--- start ---

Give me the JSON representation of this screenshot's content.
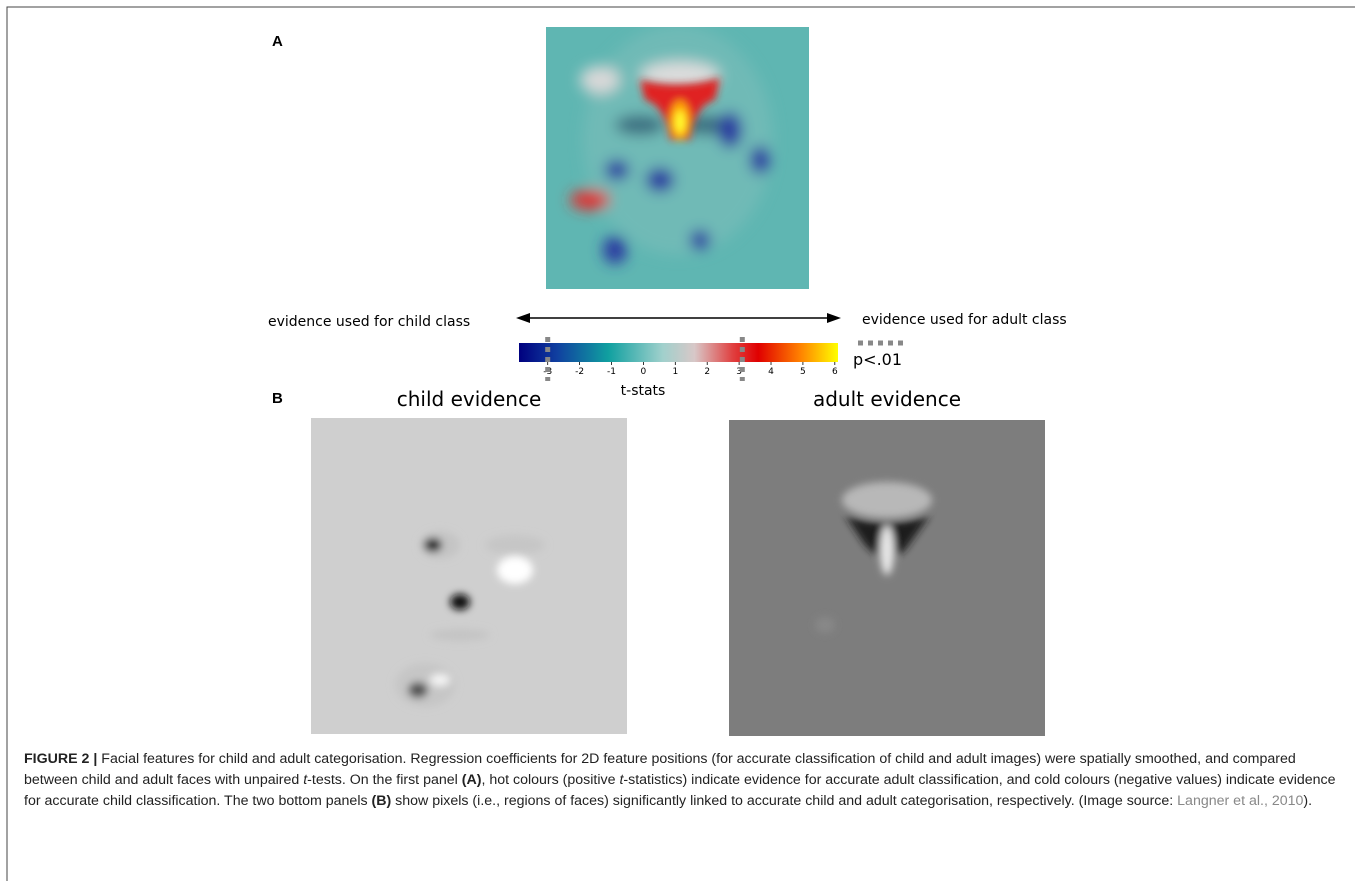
{
  "panel_a": {
    "label": "A",
    "left_text": "evidence used for child class",
    "right_text": "evidence used for adult class",
    "colorbar": {
      "lim": [
        -3.9,
        6.1
      ],
      "ticks": [
        -3,
        -2,
        -1,
        0,
        1,
        2,
        3,
        4,
        5,
        6
      ],
      "label": "t-stats",
      "threshold_marks": [
        -3,
        3.1
      ],
      "threshold_label": "p<.01"
    }
  },
  "panel_b": {
    "label": "B",
    "left_title": "child evidence",
    "right_title": "adult evidence"
  },
  "caption": {
    "label": "FIGURE 2 |",
    "runs": [
      " Facial features for child and adult categorisation. Regression coefficients for 2D feature positions (for accurate classification of child and adult images) were spatially smoothed, and compared between child and adult faces with unpaired ",
      "t",
      "-tests. On the first panel ",
      "(A)",
      ", hot colours (positive ",
      "t",
      "-statistics) indicate evidence for accurate adult classification, and cold colours (negative values) indicate evidence for accurate child classification. The two bottom panels ",
      "(B)",
      " show pixels (i.e., regions of faces) significantly linked to accurate child and adult categorisation, respectively. (Image source: ",
      "Langner et al., 2010",
      ")."
    ]
  }
}
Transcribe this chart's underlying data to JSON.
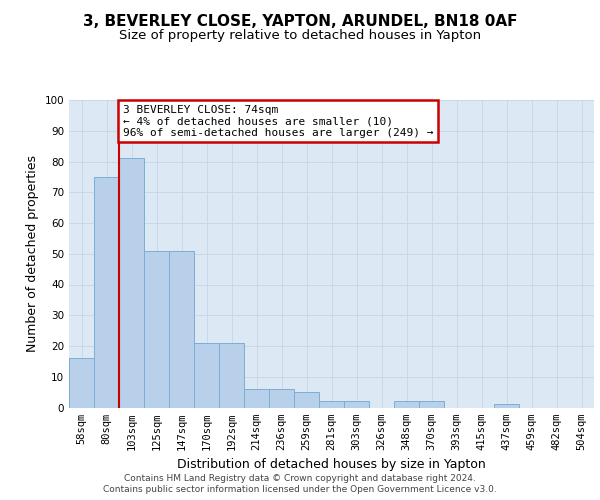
{
  "title1": "3, BEVERLEY CLOSE, YAPTON, ARUNDEL, BN18 0AF",
  "title2": "Size of property relative to detached houses in Yapton",
  "xlabel": "Distribution of detached houses by size in Yapton",
  "ylabel": "Number of detached properties",
  "categories": [
    "58sqm",
    "80sqm",
    "103sqm",
    "125sqm",
    "147sqm",
    "170sqm",
    "192sqm",
    "214sqm",
    "236sqm",
    "259sqm",
    "281sqm",
    "303sqm",
    "326sqm",
    "348sqm",
    "370sqm",
    "393sqm",
    "415sqm",
    "437sqm",
    "459sqm",
    "482sqm",
    "504sqm"
  ],
  "values": [
    16,
    75,
    81,
    51,
    51,
    21,
    21,
    6,
    6,
    5,
    2,
    2,
    0,
    2,
    2,
    0,
    0,
    1,
    0,
    0,
    0
  ],
  "bar_color": "#b8d0ea",
  "bar_edge_color": "#7aaed6",
  "annotation_text": "3 BEVERLEY CLOSE: 74sqm\n← 4% of detached houses are smaller (10)\n96% of semi-detached houses are larger (249) →",
  "annotation_box_color": "#ffffff",
  "annotation_box_edge": "#cc0000",
  "ylim": [
    0,
    100
  ],
  "yticks": [
    0,
    10,
    20,
    30,
    40,
    50,
    60,
    70,
    80,
    90,
    100
  ],
  "grid_color": "#c8d8e8",
  "bg_color": "#dce8f4",
  "footer": "Contains HM Land Registry data © Crown copyright and database right 2024.\nContains public sector information licensed under the Open Government Licence v3.0.",
  "red_line_color": "#cc0000",
  "title_fontsize": 11,
  "subtitle_fontsize": 9.5,
  "tick_fontsize": 7.5,
  "ylabel_fontsize": 9,
  "xlabel_fontsize": 9,
  "footer_fontsize": 6.5
}
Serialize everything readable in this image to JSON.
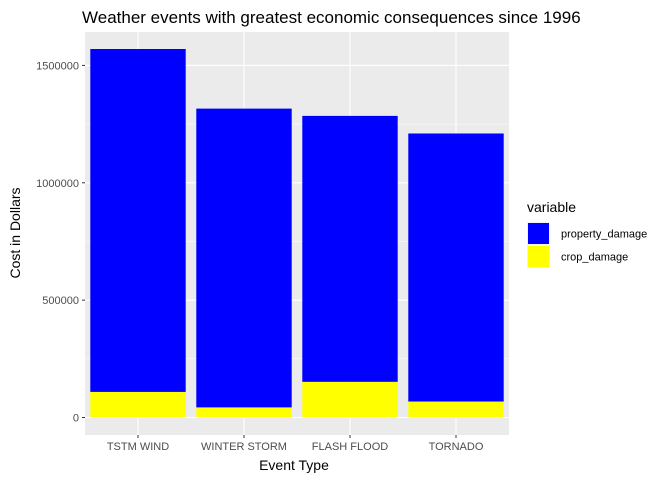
{
  "chart_data": {
    "type": "bar",
    "stacked": true,
    "title": "Weather events with greatest economic consequences since 1996",
    "xlabel": "Event Type",
    "ylabel": "Cost in Dollars",
    "categories": [
      "TSTM WIND",
      "WINTER STORM",
      "FLASH FLOOD",
      "TORNADO"
    ],
    "series": [
      {
        "name": "crop_damage",
        "color": "#ffff00",
        "values": [
          109000,
          43000,
          152000,
          68000
        ]
      },
      {
        "name": "property_damage",
        "color": "#0000ff",
        "values": [
          1461000,
          1273000,
          1133000,
          1142000
        ]
      }
    ],
    "ylim": [
      0,
      1570000
    ],
    "yticks": [
      0,
      500000,
      1000000,
      1500000
    ],
    "ytick_labels": [
      "0",
      "500000",
      "1000000",
      "1500000"
    ],
    "grid": true,
    "legend": {
      "title": "variable",
      "placement": "right",
      "entries": [
        {
          "name": "property_damage",
          "color": "#0000ff"
        },
        {
          "name": "crop_damage",
          "color": "#ffff00"
        }
      ]
    }
  }
}
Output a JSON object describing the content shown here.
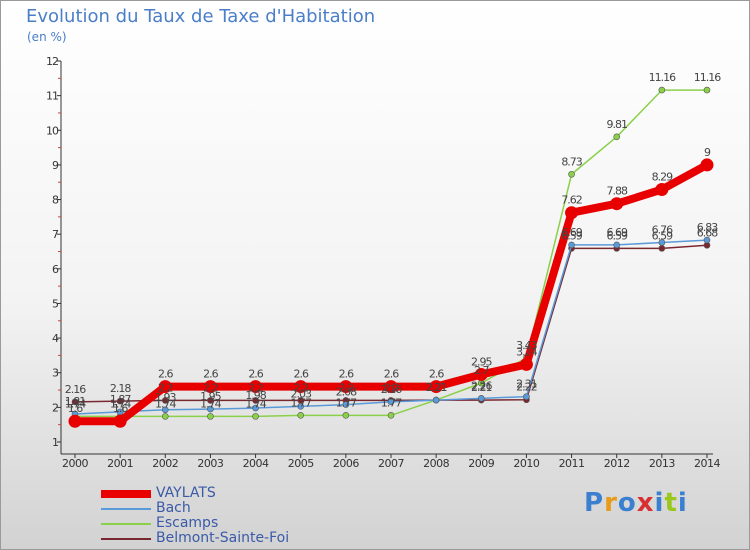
{
  "title": "Evolution du Taux de Taxe d'Habitation",
  "subtitle": "(en %)",
  "logo": {
    "text": "Proxiti",
    "colors": [
      "#3a7fd0",
      "#e89a1a",
      "#3a7fd0",
      "#d83030",
      "#3a7fd0",
      "#9ac81a",
      "#3a7fd0"
    ]
  },
  "chart_data": {
    "type": "line",
    "x": [
      "2000",
      "2001",
      "2002",
      "2003",
      "2004",
      "2005",
      "2006",
      "2007",
      "2008",
      "2009",
      "2010",
      "2011",
      "2012",
      "2013",
      "2014"
    ],
    "ylim": [
      1,
      12
    ],
    "yticks": [
      1,
      2,
      3,
      4,
      5,
      6,
      7,
      8,
      9,
      10,
      11,
      12
    ],
    "grid": false,
    "legend_position": "bottom-left",
    "series": [
      {
        "name": "Belmont-Sainte-Foi",
        "color": "#7a2830",
        "values": [
          2.16,
          2.18,
          2.2,
          2.2,
          2.2,
          2.2,
          2.2,
          2.2,
          2.21,
          2.21,
          2.22,
          6.59,
          6.59,
          6.59,
          6.68
        ],
        "labels": [
          "2.16",
          "2.18",
          "2.2",
          "2.2",
          "2.2",
          "2.2",
          "2.2",
          "2.2",
          "2.21",
          "2.21",
          "2.22",
          "6.59",
          "6.59",
          "6.59",
          "6.68"
        ]
      },
      {
        "name": "Escamps",
        "color": "#8ad048",
        "values": [
          1.74,
          1.74,
          1.74,
          1.74,
          1.74,
          1.77,
          1.77,
          1.77,
          2.21,
          2.7,
          3.43,
          8.73,
          9.81,
          11.16,
          11.16
        ],
        "labels": [
          "1.74",
          "1.74",
          "1.74",
          "1.74",
          "1.74",
          "1.77",
          "1.77",
          "1.77",
          "2.21",
          "2.7",
          "3.43",
          "8.73",
          "9.81",
          "11.16",
          "11.16"
        ]
      },
      {
        "name": "Bach",
        "color": "#5a9ad8",
        "values": [
          1.81,
          1.87,
          1.93,
          1.95,
          1.98,
          2.03,
          2.08,
          2.16,
          2.21,
          2.26,
          2.31,
          6.69,
          6.69,
          6.76,
          6.83
        ],
        "labels": [
          "1.81",
          "1.87",
          "1.93",
          "1.95",
          "1.98",
          "2.03",
          "2.08",
          "2.16",
          "2.21",
          "2.26",
          "2.31",
          "6.69",
          "6.69",
          "6.76",
          "6.83"
        ]
      },
      {
        "name": "VAYLATS",
        "color": "#e80000",
        "values": [
          1.6,
          1.6,
          2.6,
          2.6,
          2.6,
          2.6,
          2.6,
          2.6,
          2.6,
          2.95,
          3.24,
          7.62,
          7.88,
          8.29,
          9
        ],
        "labels": [
          "1.6",
          "1.6",
          "2.6",
          "2.6",
          "2.6",
          "2.6",
          "2.6",
          "2.6",
          "2.6",
          "2.95",
          "3.24",
          "7.62",
          "7.88",
          "8.29",
          "9"
        ]
      }
    ],
    "legend": [
      "VAYLATS",
      "Bach",
      "Escamps",
      "Belmont-Sainte-Foi"
    ]
  }
}
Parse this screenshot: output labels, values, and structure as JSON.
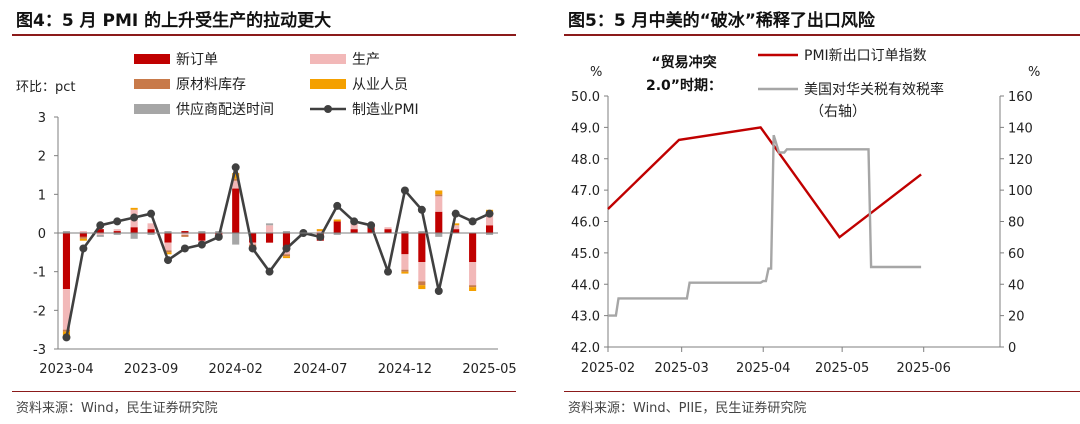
{
  "left": {
    "title": "图4：5 月 PMI 的上升受生产的拉动更大",
    "source": "资料来源：Wind，民生证券研究院",
    "chart_data": {
      "type": "bar",
      "stacked": true,
      "unit_label": "环比：pct",
      "ylim": [
        -3,
        3
      ],
      "yticks": [
        -3,
        -2,
        -1,
        0,
        1,
        2,
        3
      ],
      "xtick_labels": [
        "2023-04",
        "2023-09",
        "2024-02",
        "2024-07",
        "2024-12",
        "2025-05"
      ],
      "xtick_index": [
        0,
        5,
        10,
        15,
        20,
        25
      ],
      "categories": [
        "2023-04",
        "2023-05",
        "2023-06",
        "2023-07",
        "2023-08",
        "2023-09",
        "2023-10",
        "2023-11",
        "2023-12",
        "2024-01",
        "2024-02",
        "2024-03",
        "2024-04",
        "2024-05",
        "2024-06",
        "2024-07",
        "2024-08",
        "2024-09",
        "2024-10",
        "2024-11",
        "2024-12",
        "2025-01",
        "2025-02",
        "2025-03",
        "2025-04",
        "2025-05"
      ],
      "series": [
        {
          "name": "新订单",
          "color": "#c00000",
          "values": [
            -1.45,
            -0.1,
            0.1,
            0.05,
            0.15,
            0.1,
            -0.25,
            0.05,
            -0.2,
            -0.05,
            1.15,
            -0.25,
            -0.25,
            -0.35,
            0.0,
            -0.2,
            0.3,
            0.1,
            0.2,
            0.1,
            -0.55,
            -0.75,
            0.55,
            0.1,
            -0.75,
            0.2
          ]
        },
        {
          "name": "生产",
          "color": "#f2b8b8",
          "values": [
            -1.05,
            0.05,
            -0.05,
            0.05,
            0.45,
            0.15,
            -0.2,
            -0.05,
            -0.1,
            -0.05,
            0.2,
            -0.05,
            0.2,
            -0.2,
            0.05,
            0.05,
            0.0,
            0.15,
            0.05,
            0.05,
            -0.4,
            -0.5,
            0.4,
            0.1,
            -0.6,
            0.35
          ]
        },
        {
          "name": "原材料库存",
          "color": "#c87a4a",
          "values": [
            -0.05,
            -0.05,
            0.0,
            0.0,
            0.0,
            0.0,
            -0.05,
            -0.05,
            0.0,
            0.0,
            0.05,
            -0.05,
            0.0,
            -0.05,
            0.0,
            0.0,
            0.0,
            0.0,
            0.0,
            0.0,
            -0.05,
            -0.1,
            0.05,
            0.0,
            -0.05,
            0.0
          ]
        },
        {
          "name": "从业人员",
          "color": "#f4a000",
          "values": [
            -0.1,
            -0.05,
            0.0,
            0.0,
            0.05,
            0.0,
            -0.05,
            0.0,
            -0.05,
            0.0,
            0.15,
            -0.05,
            0.0,
            -0.05,
            0.0,
            0.05,
            0.05,
            0.05,
            0.0,
            0.0,
            -0.05,
            -0.1,
            0.1,
            0.05,
            -0.1,
            0.05
          ]
        },
        {
          "name": "供应商配送时间",
          "color": "#a6a6a6",
          "values": [
            0.05,
            0.0,
            -0.05,
            -0.05,
            -0.15,
            -0.05,
            0.05,
            0.0,
            0.05,
            0.05,
            -0.3,
            -0.05,
            0.05,
            0.05,
            0.0,
            0.0,
            -0.05,
            0.05,
            0.0,
            0.0,
            0.05,
            0.05,
            -0.1,
            0.0,
            0.0,
            -0.05
          ]
        }
      ],
      "line": {
        "name": "制造业PMI",
        "color": "#404040",
        "values": [
          -2.7,
          -0.4,
          0.2,
          0.3,
          0.4,
          0.5,
          -0.7,
          -0.4,
          -0.3,
          -0.1,
          1.7,
          -0.4,
          -1.0,
          -0.4,
          0.0,
          -0.1,
          0.7,
          0.3,
          0.2,
          -1.0,
          1.1,
          0.6,
          -1.5,
          0.5,
          0.3,
          0.5
        ]
      }
    }
  },
  "right": {
    "title": "图5：5 月中美的“破冰”稀释了出口风险",
    "source": "资料来源：Wind、PIIE，民生证券研究院",
    "annotation_line1": "“贸易冲突",
    "annotation_line2": "2.0”时期：",
    "chart_data": {
      "type": "line",
      "left_unit": "%",
      "right_unit": "%",
      "y_left_lim": [
        42.0,
        50.0
      ],
      "y_left_ticks": [
        "42.0",
        "43.0",
        "44.0",
        "45.0",
        "46.0",
        "47.0",
        "48.0",
        "49.0",
        "50.0"
      ],
      "y_right_lim": [
        0,
        160
      ],
      "y_right_ticks": [
        0,
        20,
        40,
        60,
        80,
        100,
        120,
        140,
        160
      ],
      "xlim": [
        "2025-02-01",
        "2025-06-30"
      ],
      "xtick_labels": [
        "2025-02",
        "2025-03",
        "2025-04",
        "2025-05",
        "2025-06"
      ],
      "xtick_dates": [
        "2025-02-01",
        "2025-03-01",
        "2025-04-01",
        "2025-05-01",
        "2025-06-01"
      ],
      "series": [
        {
          "name": "PMI新出口订单指数",
          "axis": "left",
          "color": "#c00000",
          "x": [
            "2025-02-01",
            "2025-02-28",
            "2025-03-31",
            "2025-04-30",
            "2025-05-31"
          ],
          "y": [
            46.4,
            48.6,
            49.0,
            45.5,
            47.5
          ]
        },
        {
          "name": "美国对华关税有效税率（右轴）",
          "legend_line1": "美国对华关税有效税率",
          "legend_line2": "（右轴）",
          "axis": "right",
          "color": "#a6a6a6",
          "x": [
            "2025-02-01",
            "2025-02-04",
            "2025-02-05",
            "2025-03-03",
            "2025-03-04",
            "2025-03-31",
            "2025-04-01",
            "2025-04-02",
            "2025-04-03",
            "2025-04-04",
            "2025-04-05",
            "2025-04-07",
            "2025-04-09",
            "2025-04-10",
            "2025-05-11",
            "2025-05-12",
            "2025-05-31"
          ],
          "y": [
            20,
            20,
            31,
            31,
            41,
            41,
            42,
            42,
            50,
            50,
            135,
            124,
            124,
            126,
            126,
            51,
            51
          ]
        }
      ]
    }
  }
}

--- end ---

# Stated problem
For the listing above, identify each line bearing "JSON".

# Exercise answer
Give me the JSON representation of this screenshot's content.
Transcribe this chart's underlying data to JSON.
Serialize everything readable in this image to JSON.
Output a JSON object describing the content shown here.
Parse this screenshot: output labels, values, and structure as JSON.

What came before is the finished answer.